*EXERCISE PROMPT*. Your answer should consist of every line in the records that holds "Forecast".

==================================================

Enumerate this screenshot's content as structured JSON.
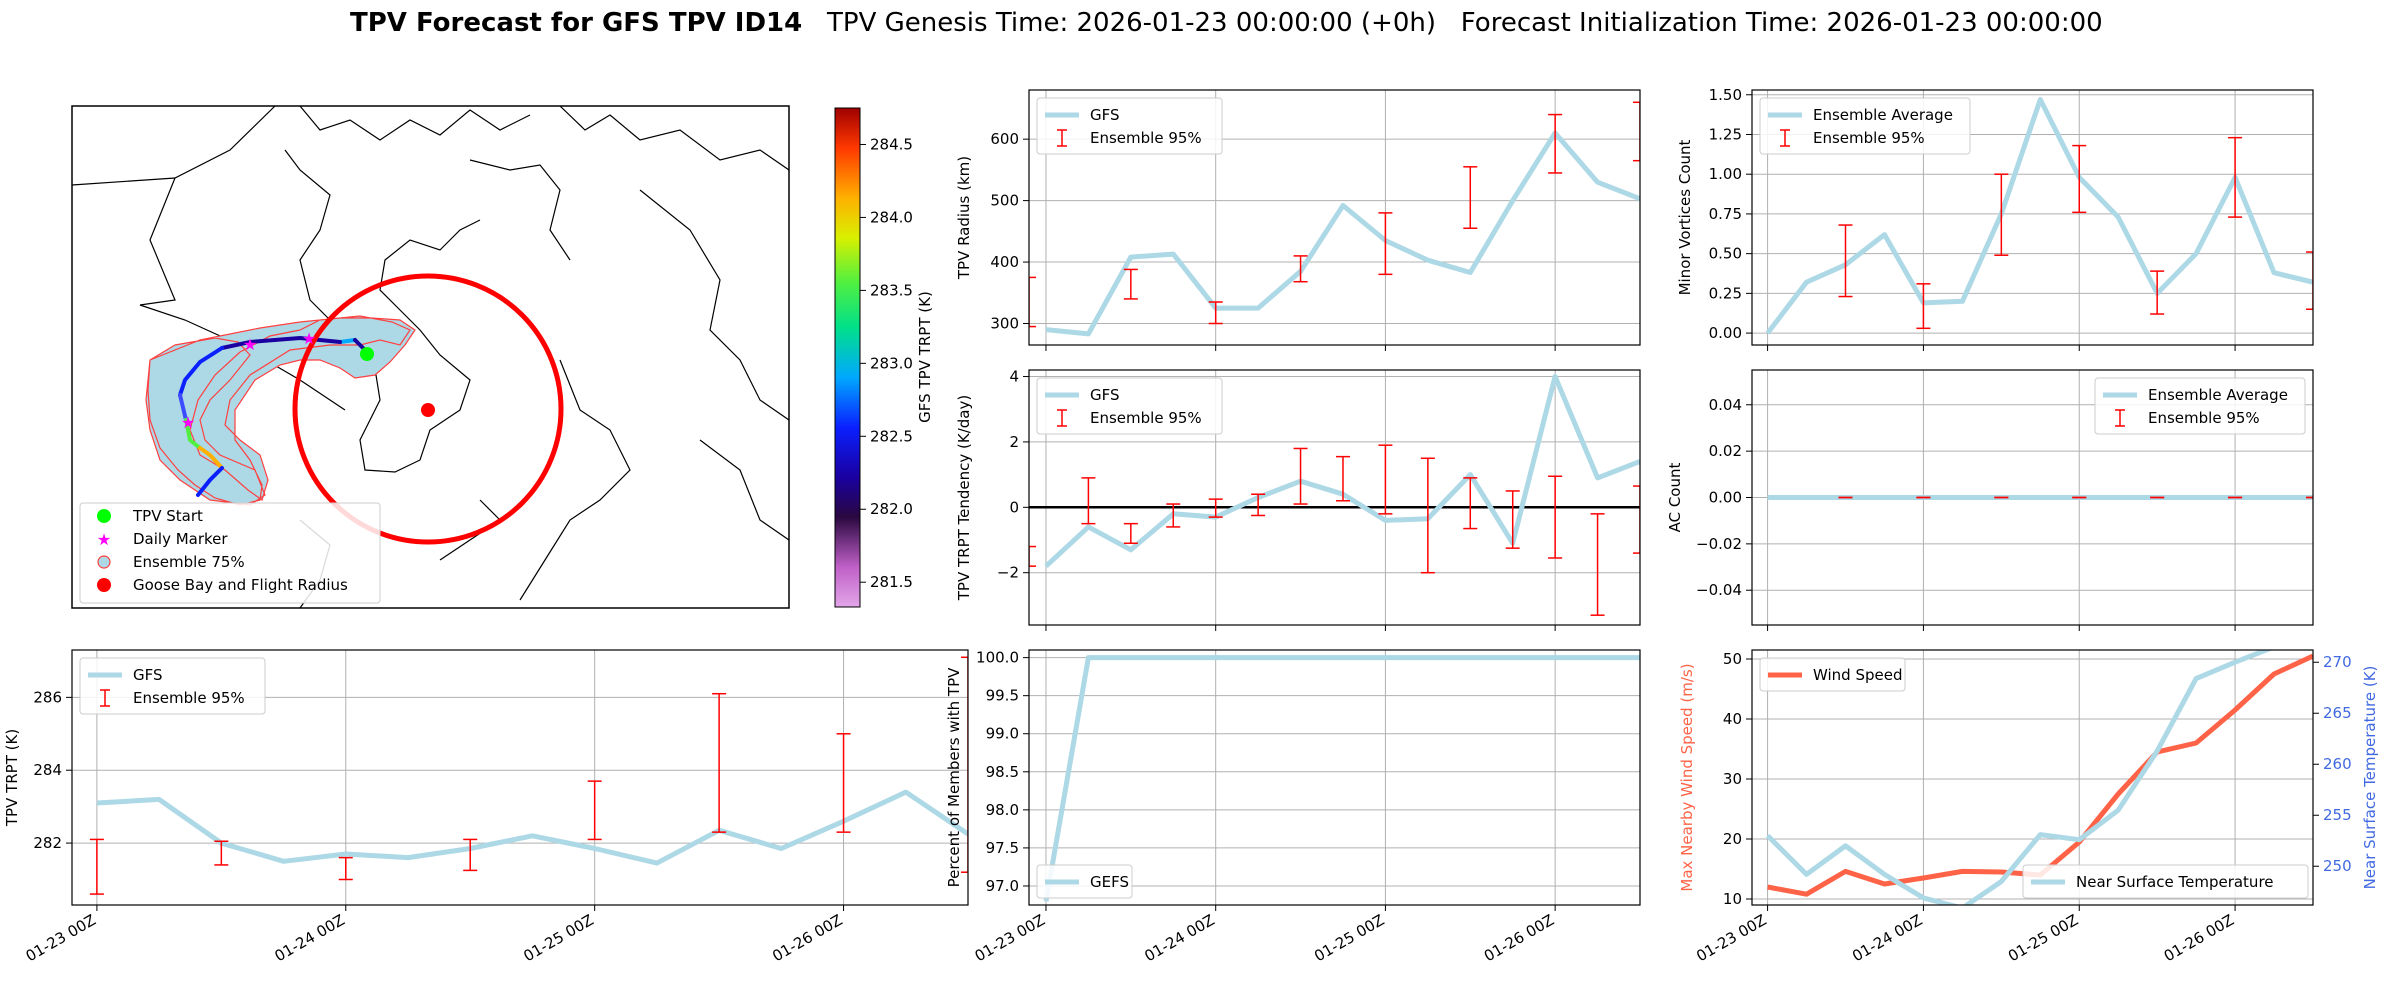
{
  "figure": {
    "title_bold": "TPV Forecast for GFS TPV ID14",
    "title_rest": "   TPV Genesis Time: 2026-01-23 00:00:00 (+0h)   Forecast Initialization Time: 2026-01-23 00:00:00"
  },
  "colors": {
    "gfs": "#add8e6",
    "errorbar": "#ff0000",
    "wind": "#ff6347",
    "temp_axis": "#4169e1",
    "map_shade": "#add8e6",
    "flight_radius": "#ff0000",
    "start": "#00ff00",
    "marker": "#ff00ff"
  },
  "map": {
    "colorbar": {
      "label": "GFS TPV TRPT (K)",
      "ticks": [
        "281.5",
        "282.0",
        "282.5",
        "283.0",
        "283.5",
        "284.0",
        "284.5"
      ]
    },
    "legend": [
      {
        "label": "TPV Start",
        "icon": "green-dot"
      },
      {
        "label": "Daily Marker",
        "icon": "magenta-star"
      },
      {
        "label": "Ensemble 75%",
        "icon": "shaded-circle"
      },
      {
        "label": "Goose Bay and Flight Radius",
        "icon": "red-dot"
      }
    ]
  },
  "chart_data": [
    {
      "id": "radius",
      "type": "line",
      "ylabel": "TPV Radius (km)",
      "xlabel": "",
      "ylim": [
        265,
        680
      ],
      "yticks": [
        "300",
        "400",
        "500",
        "600"
      ],
      "x": [
        0,
        0.25,
        0.5,
        0.75,
        1,
        1.25,
        1.5,
        1.75,
        2,
        2.25,
        2.5,
        2.75,
        3,
        3.25,
        3.5
      ],
      "legend": [
        "GFS",
        "Ensemble 95%"
      ],
      "series": [
        {
          "name": "GFS",
          "values": [
            290,
            283,
            408,
            413,
            325,
            325,
            385,
            492,
            435,
            403,
            383,
            500,
            610,
            530,
            503
          ]
        }
      ],
      "errorbars": [
        {
          "x": -0.1,
          "lo": 295,
          "hi": 375
        },
        {
          "x": 0.5,
          "lo": 340,
          "hi": 388
        },
        {
          "x": 1.0,
          "lo": 300,
          "hi": 335
        },
        {
          "x": 1.5,
          "lo": 368,
          "hi": 410
        },
        {
          "x": 2.0,
          "lo": 380,
          "hi": 480
        },
        {
          "x": 2.5,
          "lo": 455,
          "hi": 555
        },
        {
          "x": 3.0,
          "lo": 545,
          "hi": 640
        },
        {
          "x": 3.5,
          "lo": 565,
          "hi": 660
        }
      ]
    },
    {
      "id": "minor",
      "type": "line",
      "ylabel": "Minor Vortices Count",
      "xlabel": "",
      "ylim": [
        -0.075,
        1.53
      ],
      "yticks": [
        "0.00",
        "0.25",
        "0.50",
        "0.75",
        "1.00",
        "1.25",
        "1.50"
      ],
      "x": [
        0,
        0.25,
        0.5,
        0.75,
        1,
        1.25,
        1.5,
        1.75,
        2,
        2.25,
        2.5,
        2.75,
        3,
        3.25,
        3.5
      ],
      "legend": [
        "Ensemble Average",
        "Ensemble 95%"
      ],
      "series": [
        {
          "name": "Ensemble Average",
          "values": [
            0,
            0.32,
            0.43,
            0.62,
            0.19,
            0.2,
            0.75,
            1.47,
            0.98,
            0.73,
            0.25,
            0.5,
            0.98,
            0.38,
            0.32
          ]
        }
      ],
      "errorbars": [
        {
          "x": 0.5,
          "lo": 0.23,
          "hi": 0.68
        },
        {
          "x": 1.0,
          "lo": 0.03,
          "hi": 0.31
        },
        {
          "x": 1.5,
          "lo": 0.49,
          "hi": 1.0
        },
        {
          "x": 2.0,
          "lo": 0.76,
          "hi": 1.18
        },
        {
          "x": 2.5,
          "lo": 0.12,
          "hi": 0.39
        },
        {
          "x": 3.0,
          "lo": 0.73,
          "hi": 1.23
        },
        {
          "x": 3.5,
          "lo": 0.15,
          "hi": 0.51
        }
      ]
    },
    {
      "id": "tendency",
      "type": "line",
      "ylabel": "TPV TRPT Tendency (K/day)",
      "xlabel": "",
      "ylim": [
        -3.6,
        4.2
      ],
      "yticks": [
        "−2",
        "0",
        "2",
        "4"
      ],
      "x": [
        0,
        0.25,
        0.5,
        0.75,
        1,
        1.25,
        1.5,
        1.75,
        2,
        2.25,
        2.5,
        2.75,
        3,
        3.25,
        3.5
      ],
      "legend": [
        "GFS",
        "Ensemble 95%"
      ],
      "series": [
        {
          "name": "GFS",
          "values": [
            -1.8,
            -0.6,
            -1.3,
            -0.2,
            -0.3,
            0.3,
            0.8,
            0.4,
            -0.4,
            -0.35,
            1.0,
            -1.1,
            4.0,
            0.9,
            1.4
          ]
        }
      ],
      "errorbars": [
        {
          "x": -0.1,
          "lo": -1.8,
          "hi": -1.2
        },
        {
          "x": 0.25,
          "lo": -0.5,
          "hi": 0.9
        },
        {
          "x": 0.5,
          "lo": -1.1,
          "hi": -0.5
        },
        {
          "x": 0.75,
          "lo": -0.6,
          "hi": 0.1
        },
        {
          "x": 1.0,
          "lo": -0.3,
          "hi": 0.25
        },
        {
          "x": 1.25,
          "lo": -0.25,
          "hi": 0.4
        },
        {
          "x": 1.5,
          "lo": 0.1,
          "hi": 1.8
        },
        {
          "x": 1.75,
          "lo": 0.2,
          "hi": 1.55
        },
        {
          "x": 2.0,
          "lo": -0.2,
          "hi": 1.9
        },
        {
          "x": 2.25,
          "lo": -2.0,
          "hi": 1.5
        },
        {
          "x": 2.5,
          "lo": -0.65,
          "hi": 0.9
        },
        {
          "x": 2.75,
          "lo": -1.25,
          "hi": 0.5
        },
        {
          "x": 3.0,
          "lo": -1.55,
          "hi": 0.95
        },
        {
          "x": 3.25,
          "lo": -3.3,
          "hi": -0.2
        },
        {
          "x": 3.5,
          "lo": -1.4,
          "hi": 0.65
        }
      ]
    },
    {
      "id": "ac",
      "type": "line",
      "ylabel": "AC Count",
      "xlabel": "",
      "ylim": [
        -0.055,
        0.055
      ],
      "yticks": [
        "−0.04",
        "−0.02",
        "0.00",
        "0.02",
        "0.04"
      ],
      "x": [
        0,
        0.25,
        0.5,
        0.75,
        1,
        1.25,
        1.5,
        1.75,
        2,
        2.25,
        2.5,
        2.75,
        3,
        3.25,
        3.5
      ],
      "legend": [
        "Ensemble Average",
        "Ensemble 95%"
      ],
      "series": [
        {
          "name": "Ensemble Average",
          "values": [
            0,
            0,
            0,
            0,
            0,
            0,
            0,
            0,
            0,
            0,
            0,
            0,
            0,
            0,
            0
          ]
        }
      ],
      "errorbars": [
        {
          "x": 0.5,
          "lo": 0,
          "hi": 0
        },
        {
          "x": 1.0,
          "lo": 0,
          "hi": 0
        },
        {
          "x": 1.5,
          "lo": 0,
          "hi": 0
        },
        {
          "x": 2.0,
          "lo": 0,
          "hi": 0
        },
        {
          "x": 2.5,
          "lo": 0,
          "hi": 0
        },
        {
          "x": 3.0,
          "lo": 0,
          "hi": 0
        },
        {
          "x": 3.5,
          "lo": 0,
          "hi": 0
        }
      ]
    },
    {
      "id": "trpt",
      "type": "line",
      "ylabel": "TPV TRPT (K)",
      "xlabel": "",
      "ylim": [
        280.3,
        287.3
      ],
      "yticks": [
        "282",
        "284",
        "286"
      ],
      "xticks": [
        "01-23 00Z",
        "01-24 00Z",
        "01-25 00Z",
        "01-26 00Z"
      ],
      "x": [
        0,
        0.25,
        0.5,
        0.75,
        1,
        1.25,
        1.5,
        1.75,
        2,
        2.25,
        2.5,
        2.75,
        3,
        3.25,
        3.5
      ],
      "legend": [
        "GFS",
        "Ensemble 95%"
      ],
      "series": [
        {
          "name": "GFS",
          "values": [
            283.1,
            283.2,
            282.0,
            281.5,
            281.7,
            281.6,
            281.85,
            282.2,
            281.85,
            281.45,
            282.35,
            281.85,
            282.6,
            283.4,
            282.25
          ]
        }
      ],
      "errorbars": [
        {
          "x": 0.0,
          "lo": 280.6,
          "hi": 282.1
        },
        {
          "x": 0.5,
          "lo": 281.4,
          "hi": 282.05
        },
        {
          "x": 1.0,
          "lo": 281.0,
          "hi": 281.6
        },
        {
          "x": 1.5,
          "lo": 281.25,
          "hi": 282.1
        },
        {
          "x": 2.0,
          "lo": 282.1,
          "hi": 283.7
        },
        {
          "x": 2.5,
          "lo": 282.3,
          "hi": 286.1
        },
        {
          "x": 3.0,
          "lo": 282.3,
          "hi": 285.0
        },
        {
          "x": 3.5,
          "lo": 281.2,
          "hi": 287.1
        }
      ]
    },
    {
      "id": "members",
      "type": "line",
      "ylabel": "Percent of Members with TPV",
      "xlabel": "",
      "ylim": [
        96.75,
        100.1
      ],
      "yticks": [
        "97.0",
        "97.5",
        "98.0",
        "98.5",
        "99.0",
        "99.5",
        "100.0"
      ],
      "xticks": [
        "01-23 00Z",
        "01-24 00Z",
        "01-25 00Z",
        "01-26 00Z"
      ],
      "x": [
        0,
        0.25,
        0.5,
        0.75,
        1,
        1.25,
        1.5,
        1.75,
        2,
        2.25,
        2.5,
        2.75,
        3,
        3.25,
        3.5
      ],
      "legend": [
        "GEFS"
      ],
      "series": [
        {
          "name": "GEFS",
          "values": [
            96.8,
            100,
            100,
            100,
            100,
            100,
            100,
            100,
            100,
            100,
            100,
            100,
            100,
            100,
            100
          ]
        }
      ]
    },
    {
      "id": "wind",
      "type": "line",
      "ylabel": "Max Nearby Wind Speed (m/s)",
      "ylabel_right": "Near Surface Temperature (K)",
      "xlabel": "",
      "ylim": [
        9,
        51.5
      ],
      "ylim_right": [
        246.2,
        271.2
      ],
      "yticks": [
        "10",
        "20",
        "30",
        "40",
        "50"
      ],
      "yticks_right": [
        "250",
        "255",
        "260",
        "265",
        "270"
      ],
      "xticks": [
        "01-23 00Z",
        "01-24 00Z",
        "01-25 00Z",
        "01-26 00Z"
      ],
      "x": [
        0,
        0.25,
        0.5,
        0.75,
        1,
        1.25,
        1.5,
        1.75,
        2,
        2.25,
        2.5,
        2.75,
        3,
        3.25,
        3.5
      ],
      "legend": [
        "Wind Speed"
      ],
      "legend_right": [
        "Near Surface Temperature"
      ],
      "series": [
        {
          "name": "Wind Speed",
          "axis": "left",
          "values": [
            12,
            10.8,
            14.6,
            12.5,
            13.5,
            14.6,
            14.5,
            14.0,
            19.5,
            27.5,
            34.5,
            36,
            41.5,
            47.5,
            50.5
          ]
        },
        {
          "name": "Near Surface Temperature",
          "axis": "right",
          "values": [
            253.0,
            249.2,
            252.0,
            249.2,
            246.9,
            245.9,
            248.5,
            253.1,
            252.6,
            255.5,
            261.3,
            268.4,
            270.0,
            271.5,
            271.5
          ]
        }
      ]
    }
  ]
}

==================================================

*RESULT BELOW*.
    "title_bold": "TPV Forecast for GFS TPV ID14",
    "title_rest": "   TPV Genesis Time: 2026-01-23 00:00:00 (+0h)   Forecast Initialization Time: 2026-01-23 00:00:00"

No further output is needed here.